▶ [Objective] Lay out the lines of the material as a numbered list with blank lines left out, beginning at the first line and stopping after the line that contains "273, 594, 287]".

— begin Records to process —

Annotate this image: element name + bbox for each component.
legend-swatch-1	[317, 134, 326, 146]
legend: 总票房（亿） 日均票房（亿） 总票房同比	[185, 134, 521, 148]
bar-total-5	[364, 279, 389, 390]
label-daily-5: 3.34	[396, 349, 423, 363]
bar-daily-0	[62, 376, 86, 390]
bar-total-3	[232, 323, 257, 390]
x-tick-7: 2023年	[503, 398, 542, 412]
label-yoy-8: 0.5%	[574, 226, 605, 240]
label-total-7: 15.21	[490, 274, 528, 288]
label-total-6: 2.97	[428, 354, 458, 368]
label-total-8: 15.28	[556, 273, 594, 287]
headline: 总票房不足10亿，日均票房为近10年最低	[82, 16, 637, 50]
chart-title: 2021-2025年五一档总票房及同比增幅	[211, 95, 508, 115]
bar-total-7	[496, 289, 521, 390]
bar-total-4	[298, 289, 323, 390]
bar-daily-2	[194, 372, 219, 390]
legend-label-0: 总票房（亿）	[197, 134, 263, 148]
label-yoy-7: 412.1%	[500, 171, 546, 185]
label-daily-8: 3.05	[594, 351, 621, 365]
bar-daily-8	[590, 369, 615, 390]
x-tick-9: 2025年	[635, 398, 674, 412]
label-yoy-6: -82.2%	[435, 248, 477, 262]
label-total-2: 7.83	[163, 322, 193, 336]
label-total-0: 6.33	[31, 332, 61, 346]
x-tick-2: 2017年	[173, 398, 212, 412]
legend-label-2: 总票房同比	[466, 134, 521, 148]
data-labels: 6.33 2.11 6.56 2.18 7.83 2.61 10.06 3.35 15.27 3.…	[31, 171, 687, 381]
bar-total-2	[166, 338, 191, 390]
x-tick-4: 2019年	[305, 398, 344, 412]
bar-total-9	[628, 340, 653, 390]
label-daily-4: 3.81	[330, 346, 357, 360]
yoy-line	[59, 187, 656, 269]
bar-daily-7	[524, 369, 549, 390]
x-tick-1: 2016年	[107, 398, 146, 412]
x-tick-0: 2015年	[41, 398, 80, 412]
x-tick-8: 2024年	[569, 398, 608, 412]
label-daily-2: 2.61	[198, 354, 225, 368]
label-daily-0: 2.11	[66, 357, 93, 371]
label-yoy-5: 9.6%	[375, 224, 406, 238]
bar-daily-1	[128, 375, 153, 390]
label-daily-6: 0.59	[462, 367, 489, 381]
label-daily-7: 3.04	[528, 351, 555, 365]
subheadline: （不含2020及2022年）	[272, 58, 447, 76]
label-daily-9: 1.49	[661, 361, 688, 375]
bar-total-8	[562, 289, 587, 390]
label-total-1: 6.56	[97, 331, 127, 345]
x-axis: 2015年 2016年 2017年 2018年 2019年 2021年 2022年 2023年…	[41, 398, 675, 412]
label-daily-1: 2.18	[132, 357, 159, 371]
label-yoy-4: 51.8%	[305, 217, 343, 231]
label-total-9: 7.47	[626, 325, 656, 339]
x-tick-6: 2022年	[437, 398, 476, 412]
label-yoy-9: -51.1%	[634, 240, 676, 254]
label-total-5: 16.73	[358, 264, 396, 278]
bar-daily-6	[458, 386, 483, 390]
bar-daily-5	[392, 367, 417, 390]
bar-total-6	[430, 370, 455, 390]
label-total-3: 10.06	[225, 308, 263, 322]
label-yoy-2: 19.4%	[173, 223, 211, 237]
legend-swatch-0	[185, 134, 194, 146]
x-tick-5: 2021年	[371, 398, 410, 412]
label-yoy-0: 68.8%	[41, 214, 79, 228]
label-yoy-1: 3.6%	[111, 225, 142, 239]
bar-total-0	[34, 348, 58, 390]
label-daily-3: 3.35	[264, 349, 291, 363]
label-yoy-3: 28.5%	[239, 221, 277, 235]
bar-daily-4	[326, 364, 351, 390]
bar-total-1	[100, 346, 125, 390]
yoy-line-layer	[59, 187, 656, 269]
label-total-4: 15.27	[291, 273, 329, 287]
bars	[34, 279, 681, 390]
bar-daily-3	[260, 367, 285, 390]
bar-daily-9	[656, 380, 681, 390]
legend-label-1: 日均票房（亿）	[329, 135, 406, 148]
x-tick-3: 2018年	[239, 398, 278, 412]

— end Records to process —

▶ [Solution to this task]
1. Annotate this image: element name + bbox for each component.
2. legend-swatch-1	[317, 134, 326, 146]
3. legend: 总票房（亿） 日均票房（亿） 总票房同比	[185, 134, 521, 148]
4. bar-total-5	[364, 279, 389, 390]
5. label-daily-5: 3.34	[396, 349, 423, 363]
6. bar-daily-0	[62, 376, 86, 390]
7. bar-total-3	[232, 323, 257, 390]
8. x-tick-7: 2023年	[503, 398, 542, 412]
9. label-yoy-8: 0.5%	[574, 226, 605, 240]
10. label-total-7: 15.21	[490, 274, 528, 288]
11. label-total-6: 2.97	[428, 354, 458, 368]
12. label-total-8: 15.28	[556, 273, 594, 287]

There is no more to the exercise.